═════ Records for this task ═════

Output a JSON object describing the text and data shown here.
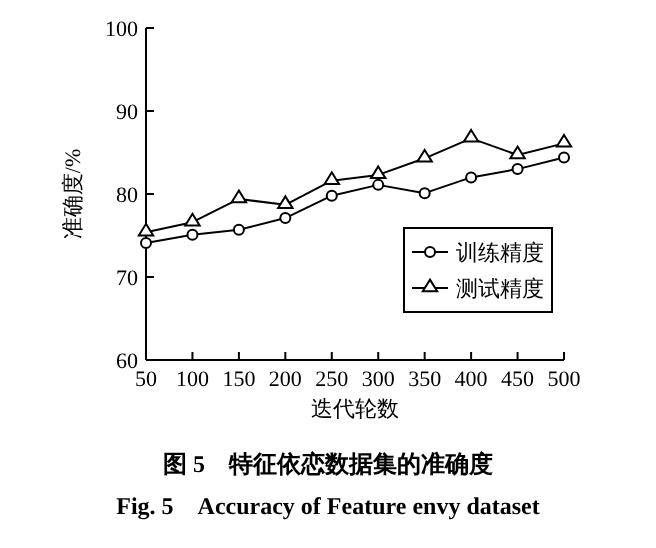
{
  "chart_data": {
    "type": "line",
    "xlabel": "迭代轮数",
    "ylabel": "准确度/%",
    "x": [
      50,
      100,
      150,
      200,
      250,
      300,
      350,
      400,
      450,
      500
    ],
    "xlim": [
      50,
      500
    ],
    "xticks": [
      50,
      100,
      150,
      200,
      250,
      300,
      350,
      400,
      450,
      500
    ],
    "ylim": [
      60,
      100
    ],
    "yticks": [
      60,
      70,
      80,
      90,
      100
    ],
    "series": [
      {
        "name": "训练精度",
        "color": "#000000",
        "marker": "circle",
        "values": [
          74.1,
          75.1,
          75.7,
          77.1,
          79.8,
          81.1,
          80.1,
          82.0,
          83.0,
          84.4
        ]
      },
      {
        "name": "测试精度",
        "color": "#000000",
        "marker": "triangle",
        "values": [
          75.4,
          76.6,
          79.4,
          78.7,
          81.6,
          82.3,
          84.3,
          86.7,
          84.7,
          86.1
        ]
      }
    ],
    "grid": false,
    "legend": "bottom right",
    "line_style": "solid",
    "annotations": [
      "图 5　特征依恋数据集的准确度",
      "Fig. 5　Accuracy of Feature envy dataset"
    ]
  }
}
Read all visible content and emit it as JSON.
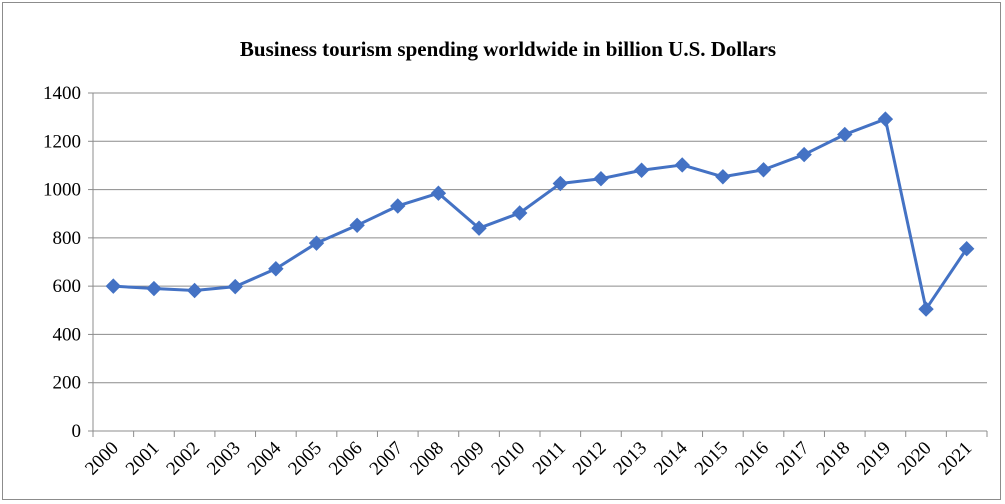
{
  "chart_data": {
    "type": "line",
    "title": "Business tourism spending worldwide  in billion U.S. Dollars",
    "xlabel": "",
    "ylabel": "",
    "categories": [
      "2000",
      "2001",
      "2002",
      "2003",
      "2004",
      "2005",
      "2006",
      "2007",
      "2008",
      "2009",
      "2010",
      "2011",
      "2012",
      "2013",
      "2014",
      "2015",
      "2016",
      "2017",
      "2018",
      "2019",
      "2020",
      "2021"
    ],
    "series": [
      {
        "values": [
          600,
          590,
          582,
          598,
          672,
          778,
          852,
          932,
          985,
          840,
          903,
          1025,
          1045,
          1080,
          1102,
          1053,
          1082,
          1145,
          1228,
          1292,
          505,
          755
        ],
        "color": "#4472C4",
        "marker": "diamond"
      }
    ],
    "ylim": [
      0,
      1400
    ],
    "yticks": [
      0,
      200,
      400,
      600,
      800,
      1000,
      1200,
      1400
    ],
    "grid": true,
    "legend": "none",
    "colors": {
      "series": "#4472C4",
      "grid": "#8c8c8c",
      "axis": "#8c8c8c",
      "text": "#000000"
    }
  }
}
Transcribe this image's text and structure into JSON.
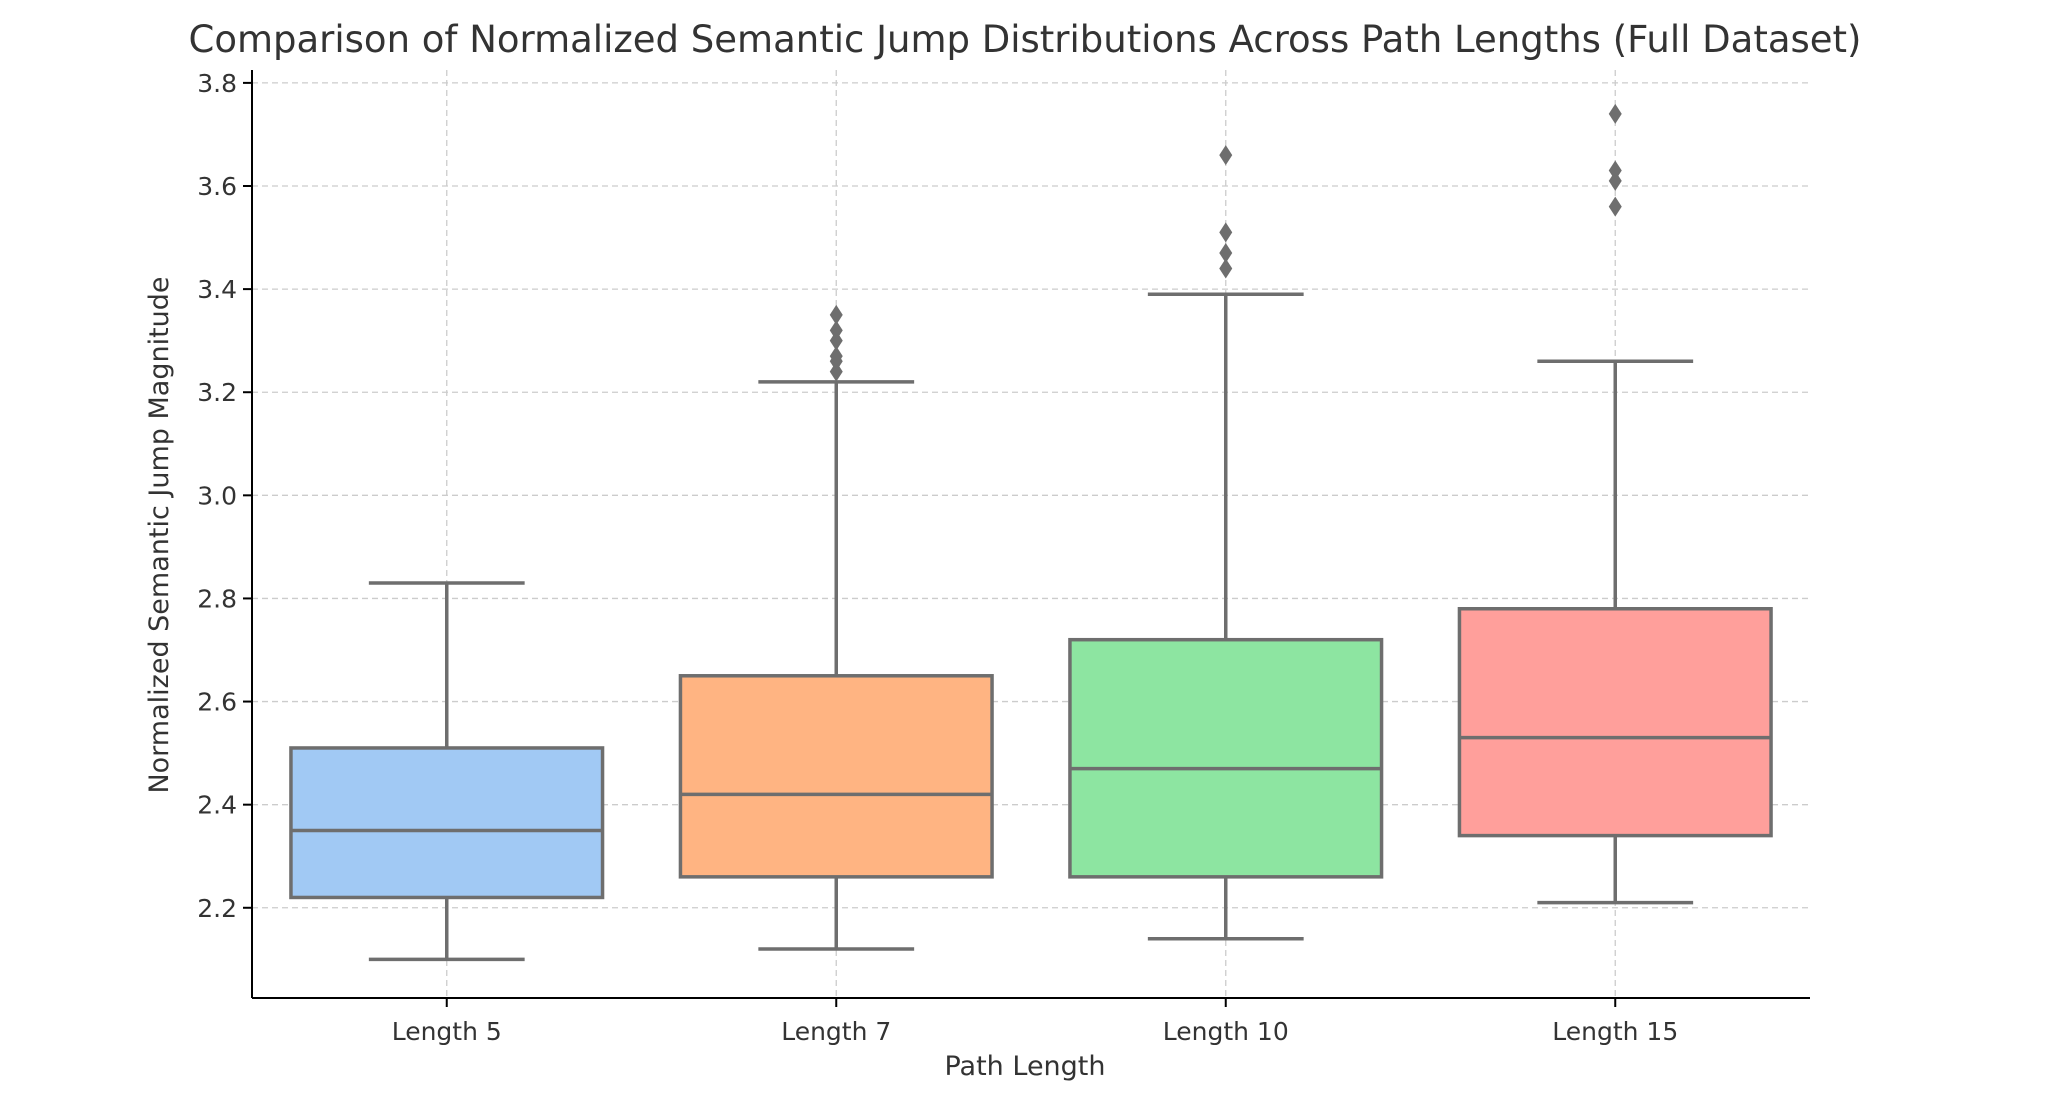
{
  "chart_data": {
    "type": "box",
    "title": "Comparison of Normalized Semantic Jump Distributions Across Path Lengths (Full Dataset)",
    "xlabel": "Path Length",
    "ylabel": "Normalized Semantic Jump Magnitude",
    "ylim": [
      2.025,
      3.825
    ],
    "yticks": [
      2.2,
      2.4,
      2.6,
      2.8,
      3.0,
      3.2,
      3.4,
      3.6,
      3.8
    ],
    "ytick_labels": [
      "2.2",
      "2.4",
      "2.6",
      "2.8",
      "3.0",
      "3.2",
      "3.4",
      "3.6",
      "3.8"
    ],
    "grid": true,
    "categories": [
      "Length 5",
      "Length 7",
      "Length 10",
      "Length 15"
    ],
    "boxes": [
      {
        "category": "Length 5",
        "whisker_low": 2.1,
        "q1": 2.22,
        "median": 2.35,
        "q3": 2.51,
        "whisker_high": 2.83,
        "outliers": [],
        "color": "#a1c9f4"
      },
      {
        "category": "Length 7",
        "whisker_low": 2.12,
        "q1": 2.26,
        "median": 2.42,
        "q3": 2.65,
        "whisker_high": 3.22,
        "outliers": [
          3.24,
          3.26,
          3.27,
          3.3,
          3.32,
          3.35
        ],
        "color": "#ffb482"
      },
      {
        "category": "Length 10",
        "whisker_low": 2.14,
        "q1": 2.26,
        "median": 2.47,
        "q3": 2.72,
        "whisker_high": 3.39,
        "outliers": [
          3.44,
          3.47,
          3.51,
          3.66
        ],
        "color": "#8de5a1"
      },
      {
        "category": "Length 15",
        "whisker_low": 2.21,
        "q1": 2.34,
        "median": 2.53,
        "q3": 2.78,
        "whisker_high": 3.26,
        "outliers": [
          3.56,
          3.61,
          3.63,
          3.74
        ],
        "color": "#ff9f9b"
      }
    ]
  }
}
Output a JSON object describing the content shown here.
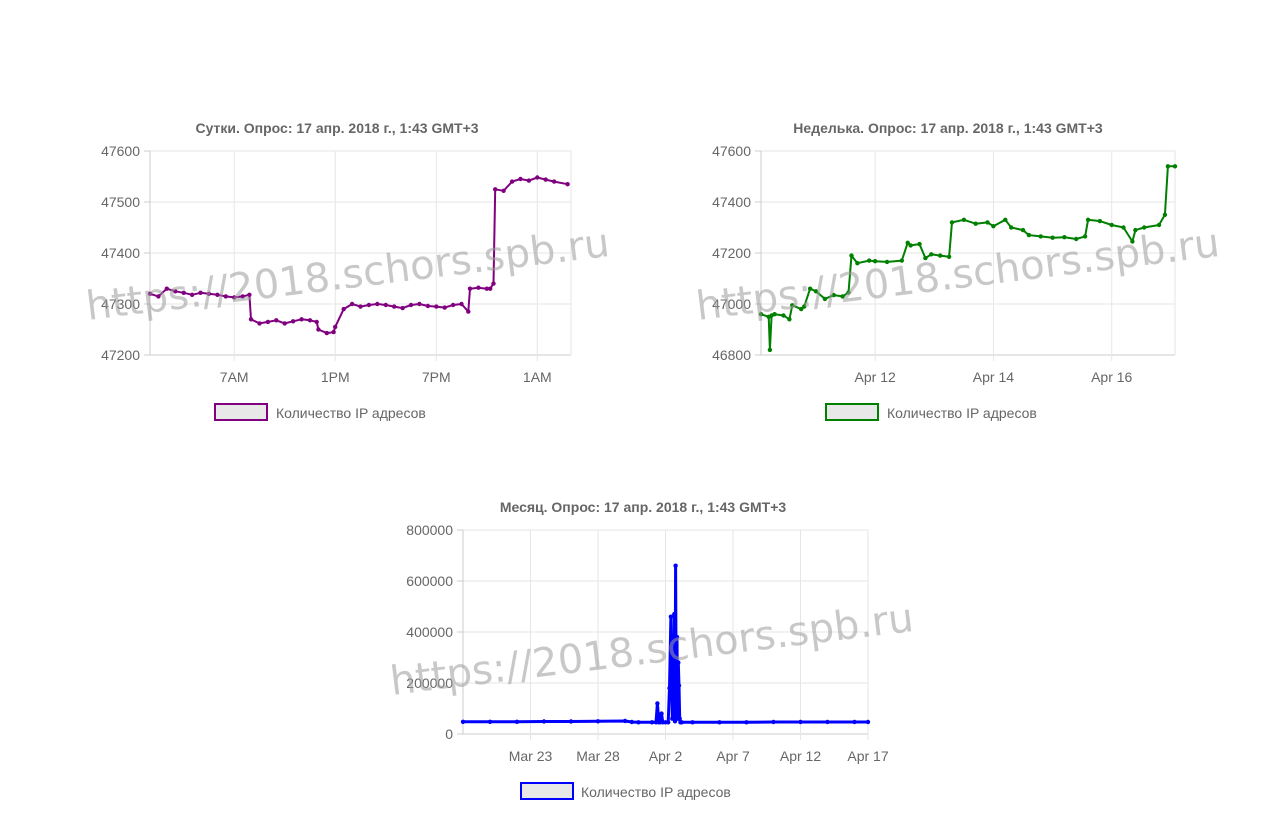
{
  "chart_data": [
    {
      "type": "line",
      "title": "Сутки. Опрос: 17 апр. 2018 г., 1:43 GMT+3",
      "xlabel": "",
      "ylabel": "",
      "ylim": [
        47200,
        47600
      ],
      "yticks": [
        "47200",
        "47300",
        "47400",
        "47500",
        "47600"
      ],
      "xtick_labels": [
        "7AM",
        "1PM",
        "7PM",
        "1AM"
      ],
      "xtick_values": [
        7,
        13,
        19,
        25
      ],
      "xlim": [
        2,
        27
      ],
      "grid": true,
      "legend_position": "bottom",
      "color": "#800080",
      "series": [
        {
          "name": "Количество IP адресов",
          "x": [
            2.0,
            2.5,
            3.0,
            3.5,
            4.0,
            4.5,
            5.0,
            5.5,
            6.0,
            6.5,
            7.0,
            7.5,
            7.9,
            8.0,
            8.5,
            9.0,
            9.5,
            10.0,
            10.5,
            11.0,
            11.5,
            11.9,
            12.0,
            12.5,
            12.9,
            13.0,
            13.5,
            14.0,
            14.5,
            15.0,
            15.5,
            16.0,
            16.5,
            17.0,
            17.5,
            18.0,
            18.5,
            19.0,
            19.5,
            20.0,
            20.5,
            20.9,
            21.0,
            21.5,
            22.0,
            22.2,
            22.4,
            22.5,
            23.0,
            23.5,
            24.0,
            24.5,
            25.0,
            25.5,
            26.0,
            26.8
          ],
          "y": [
            47320,
            47315,
            47330,
            47325,
            47322,
            47318,
            47322,
            47320,
            47318,
            47315,
            47313,
            47315,
            47318,
            47270,
            47262,
            47265,
            47268,
            47262,
            47266,
            47270,
            47268,
            47265,
            47250,
            47243,
            47245,
            47255,
            47290,
            47300,
            47295,
            47298,
            47300,
            47298,
            47295,
            47292,
            47298,
            47300,
            47296,
            47295,
            47293,
            47298,
            47300,
            47285,
            47330,
            47332,
            47330,
            47330,
            47340,
            47525,
            47522,
            47540,
            47545,
            47542,
            47548,
            47544,
            47540,
            47535
          ]
        }
      ]
    },
    {
      "type": "line",
      "title": "Неделька. Опрос: 17 апр. 2018 г., 1:43 GMT+3",
      "xlabel": "",
      "ylabel": "",
      "ylim": [
        46800,
        47600
      ],
      "yticks": [
        "46800",
        "47000",
        "47200",
        "47400",
        "47600"
      ],
      "xtick_labels": [
        "Apr 12",
        "Apr 14",
        "Apr 16"
      ],
      "xtick_values": [
        12,
        14,
        16
      ],
      "xlim": [
        10.07,
        17.07
      ],
      "grid": true,
      "legend_position": "bottom",
      "color": "#008000",
      "series": [
        {
          "name": "Количество IP адресов",
          "x": [
            10.07,
            10.2,
            10.22,
            10.25,
            10.3,
            10.45,
            10.55,
            10.6,
            10.75,
            10.8,
            10.9,
            11.0,
            11.15,
            11.3,
            11.45,
            11.55,
            11.6,
            11.7,
            11.9,
            12.0,
            12.2,
            12.45,
            12.55,
            12.6,
            12.75,
            12.85,
            12.95,
            13.1,
            13.25,
            13.3,
            13.5,
            13.7,
            13.9,
            14.0,
            14.2,
            14.3,
            14.5,
            14.6,
            14.8,
            15.0,
            15.2,
            15.4,
            15.55,
            15.6,
            15.8,
            16.0,
            16.2,
            16.35,
            16.4,
            16.55,
            16.8,
            16.9,
            16.95,
            17.07
          ],
          "y": [
            46960,
            46950,
            46820,
            46955,
            46960,
            46955,
            46940,
            46995,
            46980,
            46990,
            47060,
            47050,
            47020,
            47035,
            47030,
            47045,
            47190,
            47160,
            47170,
            47168,
            47165,
            47170,
            47240,
            47230,
            47235,
            47180,
            47195,
            47190,
            47185,
            47320,
            47330,
            47315,
            47320,
            47305,
            47330,
            47300,
            47290,
            47270,
            47265,
            47260,
            47262,
            47255,
            47265,
            47330,
            47325,
            47310,
            47300,
            47245,
            47290,
            47300,
            47310,
            47350,
            47540,
            47540
          ]
        }
      ]
    },
    {
      "type": "line",
      "title": "Месяц. Опрос: 17 апр. 2018 г., 1:43 GMT+3",
      "xlabel": "",
      "ylabel": "",
      "ylim": [
        0,
        800000
      ],
      "yticks": [
        "0",
        "200000",
        "400000",
        "600000",
        "800000"
      ],
      "xtick_labels": [
        "Mar 23",
        "Mar 28",
        "Apr 2",
        "Apr 7",
        "Apr 12",
        "Apr 17"
      ],
      "xtick_values": [
        23,
        28,
        33,
        38,
        43,
        48
      ],
      "xlim": [
        18,
        48
      ],
      "grid": true,
      "legend_position": "bottom",
      "color": "#0000ff",
      "series": [
        {
          "name": "Количество IP адресов",
          "x": [
            18.0,
            20.0,
            22.0,
            24.0,
            26.0,
            28.0,
            30.0,
            30.5,
            31.0,
            32.0,
            32.3,
            32.4,
            32.5,
            32.6,
            32.7,
            32.8,
            33.0,
            33.2,
            33.3,
            33.4,
            33.5,
            33.55,
            33.6,
            33.65,
            33.7,
            33.75,
            33.8,
            33.85,
            33.9,
            33.95,
            34.0,
            34.05,
            34.1,
            34.2,
            35.0,
            37.0,
            39.0,
            41.0,
            43.0,
            45.0,
            47.0,
            48.0
          ],
          "y": [
            48000,
            48000,
            48000,
            49000,
            49000,
            50000,
            51000,
            47000,
            46000,
            46000,
            46000,
            120000,
            46000,
            46000,
            80000,
            46000,
            46000,
            46000,
            180000,
            460000,
            60000,
            350000,
            80000,
            470000,
            50000,
            660000,
            70000,
            380000,
            60000,
            280000,
            190000,
            60000,
            46000,
            46000,
            46000,
            46000,
            46000,
            47000,
            47000,
            47000,
            47000,
            47000
          ]
        }
      ]
    }
  ],
  "watermark": "https://2018.schors.spb.ru"
}
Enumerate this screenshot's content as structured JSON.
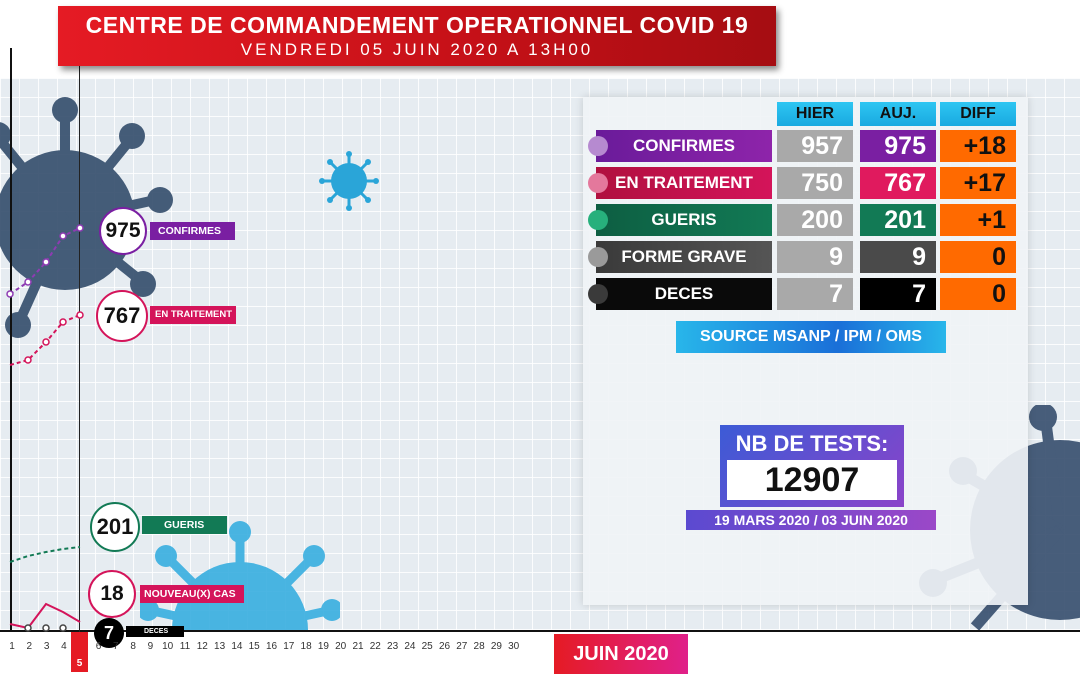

═════

> [The exercise]: Go through the entries above and copy every line containing "Jump".

> [Complete response]:
    "title": "Comparison of Normalized Semantic Jump Distributions Across Path Lengths (Full Dataset)",
    "ylabel": "Normalized Semantic Jump Magnitude",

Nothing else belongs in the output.